Check every line below for the word "librum" and copy the ones that have it.

» Dataset items:
-- Start --
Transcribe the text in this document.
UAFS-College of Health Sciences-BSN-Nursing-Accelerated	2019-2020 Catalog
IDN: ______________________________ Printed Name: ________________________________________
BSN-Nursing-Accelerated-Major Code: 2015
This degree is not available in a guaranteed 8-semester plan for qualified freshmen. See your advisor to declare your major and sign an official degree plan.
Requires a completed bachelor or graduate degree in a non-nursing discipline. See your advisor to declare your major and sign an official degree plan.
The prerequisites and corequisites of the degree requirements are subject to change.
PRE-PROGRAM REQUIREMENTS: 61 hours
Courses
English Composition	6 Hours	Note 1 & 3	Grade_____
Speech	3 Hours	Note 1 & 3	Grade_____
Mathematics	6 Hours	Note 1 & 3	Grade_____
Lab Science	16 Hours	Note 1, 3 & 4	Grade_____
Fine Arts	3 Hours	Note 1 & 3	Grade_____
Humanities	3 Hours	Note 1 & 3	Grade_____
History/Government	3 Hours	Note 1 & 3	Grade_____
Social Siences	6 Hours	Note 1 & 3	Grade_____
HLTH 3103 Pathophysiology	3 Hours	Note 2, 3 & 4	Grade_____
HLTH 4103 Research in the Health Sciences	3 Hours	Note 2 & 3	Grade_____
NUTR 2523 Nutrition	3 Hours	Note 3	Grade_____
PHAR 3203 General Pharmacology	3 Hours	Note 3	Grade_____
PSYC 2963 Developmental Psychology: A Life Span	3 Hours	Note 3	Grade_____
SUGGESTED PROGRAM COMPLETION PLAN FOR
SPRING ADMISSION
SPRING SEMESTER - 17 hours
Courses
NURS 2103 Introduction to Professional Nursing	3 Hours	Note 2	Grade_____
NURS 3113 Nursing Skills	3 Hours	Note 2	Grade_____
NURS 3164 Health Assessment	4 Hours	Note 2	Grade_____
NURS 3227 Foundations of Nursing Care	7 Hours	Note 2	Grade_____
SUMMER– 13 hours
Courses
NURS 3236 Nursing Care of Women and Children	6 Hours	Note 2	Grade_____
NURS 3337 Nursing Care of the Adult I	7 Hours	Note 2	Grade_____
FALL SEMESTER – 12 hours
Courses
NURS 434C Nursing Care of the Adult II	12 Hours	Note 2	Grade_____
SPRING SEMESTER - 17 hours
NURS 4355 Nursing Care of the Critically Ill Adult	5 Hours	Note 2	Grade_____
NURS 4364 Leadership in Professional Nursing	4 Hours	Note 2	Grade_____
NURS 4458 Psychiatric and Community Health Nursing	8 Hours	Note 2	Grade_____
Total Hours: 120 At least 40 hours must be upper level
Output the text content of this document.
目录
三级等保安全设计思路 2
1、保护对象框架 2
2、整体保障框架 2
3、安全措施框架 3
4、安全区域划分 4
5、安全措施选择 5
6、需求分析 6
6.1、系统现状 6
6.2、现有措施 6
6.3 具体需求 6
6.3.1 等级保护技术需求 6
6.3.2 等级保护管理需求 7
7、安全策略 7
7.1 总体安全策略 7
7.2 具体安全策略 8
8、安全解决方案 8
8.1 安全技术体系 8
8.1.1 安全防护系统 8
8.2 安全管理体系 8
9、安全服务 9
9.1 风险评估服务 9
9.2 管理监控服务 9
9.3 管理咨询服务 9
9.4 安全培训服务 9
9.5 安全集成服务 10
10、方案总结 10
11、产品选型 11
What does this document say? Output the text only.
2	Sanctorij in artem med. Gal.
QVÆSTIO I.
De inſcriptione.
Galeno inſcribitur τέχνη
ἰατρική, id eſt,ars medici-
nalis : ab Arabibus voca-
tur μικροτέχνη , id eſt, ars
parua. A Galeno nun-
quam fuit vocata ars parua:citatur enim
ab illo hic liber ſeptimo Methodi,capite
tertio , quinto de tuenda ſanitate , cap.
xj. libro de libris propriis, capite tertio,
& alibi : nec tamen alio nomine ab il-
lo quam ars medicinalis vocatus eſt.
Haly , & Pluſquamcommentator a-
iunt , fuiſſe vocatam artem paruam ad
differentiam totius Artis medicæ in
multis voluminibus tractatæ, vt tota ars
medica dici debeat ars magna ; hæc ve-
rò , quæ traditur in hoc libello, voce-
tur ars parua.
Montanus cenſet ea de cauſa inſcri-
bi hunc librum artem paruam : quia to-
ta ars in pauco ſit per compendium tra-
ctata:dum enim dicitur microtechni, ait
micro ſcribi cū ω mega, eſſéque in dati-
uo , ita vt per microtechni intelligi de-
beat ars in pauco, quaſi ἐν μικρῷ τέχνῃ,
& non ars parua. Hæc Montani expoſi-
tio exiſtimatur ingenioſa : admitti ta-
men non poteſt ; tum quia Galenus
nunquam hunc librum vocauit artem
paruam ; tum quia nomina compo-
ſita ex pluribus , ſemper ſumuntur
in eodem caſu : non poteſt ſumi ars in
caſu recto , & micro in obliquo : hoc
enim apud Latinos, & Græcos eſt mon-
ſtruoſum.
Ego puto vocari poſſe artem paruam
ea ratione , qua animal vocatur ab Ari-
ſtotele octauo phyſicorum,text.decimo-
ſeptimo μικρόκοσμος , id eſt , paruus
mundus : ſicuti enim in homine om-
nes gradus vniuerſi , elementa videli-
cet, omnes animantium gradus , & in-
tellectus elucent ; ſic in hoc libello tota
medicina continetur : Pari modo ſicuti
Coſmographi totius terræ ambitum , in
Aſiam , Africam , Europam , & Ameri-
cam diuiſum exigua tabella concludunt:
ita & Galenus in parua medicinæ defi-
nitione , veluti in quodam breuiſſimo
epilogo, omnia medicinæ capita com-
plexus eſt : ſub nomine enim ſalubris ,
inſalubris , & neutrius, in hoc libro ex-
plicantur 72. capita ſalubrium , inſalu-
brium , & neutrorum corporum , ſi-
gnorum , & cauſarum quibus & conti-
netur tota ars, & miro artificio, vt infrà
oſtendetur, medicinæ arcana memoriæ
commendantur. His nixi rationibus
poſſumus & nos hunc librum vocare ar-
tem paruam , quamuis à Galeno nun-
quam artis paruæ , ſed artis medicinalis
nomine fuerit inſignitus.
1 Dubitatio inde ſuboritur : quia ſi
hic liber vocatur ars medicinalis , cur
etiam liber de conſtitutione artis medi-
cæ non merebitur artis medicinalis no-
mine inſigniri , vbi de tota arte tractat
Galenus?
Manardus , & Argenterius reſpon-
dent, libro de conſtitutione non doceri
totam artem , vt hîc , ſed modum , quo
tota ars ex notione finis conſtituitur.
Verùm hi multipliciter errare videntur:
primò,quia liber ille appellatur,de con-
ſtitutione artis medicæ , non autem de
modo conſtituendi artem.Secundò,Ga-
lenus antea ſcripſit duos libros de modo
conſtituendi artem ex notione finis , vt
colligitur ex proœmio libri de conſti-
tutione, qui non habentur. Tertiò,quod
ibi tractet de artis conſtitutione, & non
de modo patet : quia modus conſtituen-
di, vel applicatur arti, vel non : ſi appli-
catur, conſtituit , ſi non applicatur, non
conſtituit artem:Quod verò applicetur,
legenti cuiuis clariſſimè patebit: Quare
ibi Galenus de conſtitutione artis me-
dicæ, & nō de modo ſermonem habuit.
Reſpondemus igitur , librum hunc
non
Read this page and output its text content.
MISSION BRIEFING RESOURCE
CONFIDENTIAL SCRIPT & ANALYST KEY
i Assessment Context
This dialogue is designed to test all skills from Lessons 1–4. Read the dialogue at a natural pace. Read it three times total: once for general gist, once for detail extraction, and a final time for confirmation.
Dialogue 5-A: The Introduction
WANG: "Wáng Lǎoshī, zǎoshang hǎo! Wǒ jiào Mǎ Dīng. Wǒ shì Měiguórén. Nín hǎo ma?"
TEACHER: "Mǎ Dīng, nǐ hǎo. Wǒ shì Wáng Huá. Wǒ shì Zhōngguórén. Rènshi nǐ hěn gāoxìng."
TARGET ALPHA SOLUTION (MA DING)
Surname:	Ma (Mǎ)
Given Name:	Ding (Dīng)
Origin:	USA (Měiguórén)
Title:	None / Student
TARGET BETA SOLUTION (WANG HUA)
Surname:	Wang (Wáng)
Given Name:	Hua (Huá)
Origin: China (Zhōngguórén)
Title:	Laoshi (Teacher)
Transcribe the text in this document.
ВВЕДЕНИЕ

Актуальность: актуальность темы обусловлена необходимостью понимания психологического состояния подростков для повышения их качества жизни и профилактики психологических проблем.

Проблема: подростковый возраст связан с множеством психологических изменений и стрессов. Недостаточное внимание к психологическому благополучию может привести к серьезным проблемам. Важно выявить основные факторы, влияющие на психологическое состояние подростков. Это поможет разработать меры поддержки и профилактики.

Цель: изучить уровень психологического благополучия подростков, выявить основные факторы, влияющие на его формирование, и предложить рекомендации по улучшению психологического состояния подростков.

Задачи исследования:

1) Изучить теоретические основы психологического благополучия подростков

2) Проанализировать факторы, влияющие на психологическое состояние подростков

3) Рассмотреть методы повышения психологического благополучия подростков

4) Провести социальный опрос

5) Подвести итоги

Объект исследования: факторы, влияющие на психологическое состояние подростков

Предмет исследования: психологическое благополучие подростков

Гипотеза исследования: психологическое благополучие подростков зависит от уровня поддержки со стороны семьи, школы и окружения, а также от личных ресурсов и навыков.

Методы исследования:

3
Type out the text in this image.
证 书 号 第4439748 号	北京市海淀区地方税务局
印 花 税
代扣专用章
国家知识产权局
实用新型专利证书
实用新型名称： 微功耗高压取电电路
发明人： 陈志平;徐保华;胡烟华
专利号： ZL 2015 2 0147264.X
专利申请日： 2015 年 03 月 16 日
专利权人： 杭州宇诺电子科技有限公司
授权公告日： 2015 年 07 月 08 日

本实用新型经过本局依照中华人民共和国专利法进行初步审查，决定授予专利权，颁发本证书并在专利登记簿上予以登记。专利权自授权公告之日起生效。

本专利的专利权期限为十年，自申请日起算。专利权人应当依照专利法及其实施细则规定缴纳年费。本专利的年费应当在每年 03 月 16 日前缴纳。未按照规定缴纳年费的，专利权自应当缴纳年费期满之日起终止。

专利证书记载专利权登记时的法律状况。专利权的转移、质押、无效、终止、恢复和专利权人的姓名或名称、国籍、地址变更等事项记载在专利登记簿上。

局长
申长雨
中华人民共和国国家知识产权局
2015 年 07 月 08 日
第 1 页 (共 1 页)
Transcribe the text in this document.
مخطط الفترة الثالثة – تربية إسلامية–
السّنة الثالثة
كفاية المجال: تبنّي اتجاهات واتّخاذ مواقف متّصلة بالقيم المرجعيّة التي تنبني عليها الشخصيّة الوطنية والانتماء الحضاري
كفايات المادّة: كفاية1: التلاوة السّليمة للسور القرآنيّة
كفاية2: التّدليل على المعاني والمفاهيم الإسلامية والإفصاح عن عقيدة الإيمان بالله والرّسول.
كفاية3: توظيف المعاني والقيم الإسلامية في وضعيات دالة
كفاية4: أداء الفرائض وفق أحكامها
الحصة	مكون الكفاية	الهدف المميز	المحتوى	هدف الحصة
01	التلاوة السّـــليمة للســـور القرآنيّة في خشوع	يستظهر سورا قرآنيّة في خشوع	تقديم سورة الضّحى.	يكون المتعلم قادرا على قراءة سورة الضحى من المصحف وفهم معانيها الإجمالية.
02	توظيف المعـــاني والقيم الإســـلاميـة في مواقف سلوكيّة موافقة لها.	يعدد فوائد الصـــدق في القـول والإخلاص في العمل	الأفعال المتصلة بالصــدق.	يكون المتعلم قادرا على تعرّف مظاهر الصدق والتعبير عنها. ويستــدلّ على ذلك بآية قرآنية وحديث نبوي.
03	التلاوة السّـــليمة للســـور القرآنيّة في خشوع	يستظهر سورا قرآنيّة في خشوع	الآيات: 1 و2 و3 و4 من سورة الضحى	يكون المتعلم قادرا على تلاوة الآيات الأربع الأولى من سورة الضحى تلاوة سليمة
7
-- End --
» Written answer:
bi hunc librum artem paruam : quia to-
nunquam hunc librum vocauit artem
poſſumus & nos hunc librum vocare ar-
Reſpondemus igitur , librum hunc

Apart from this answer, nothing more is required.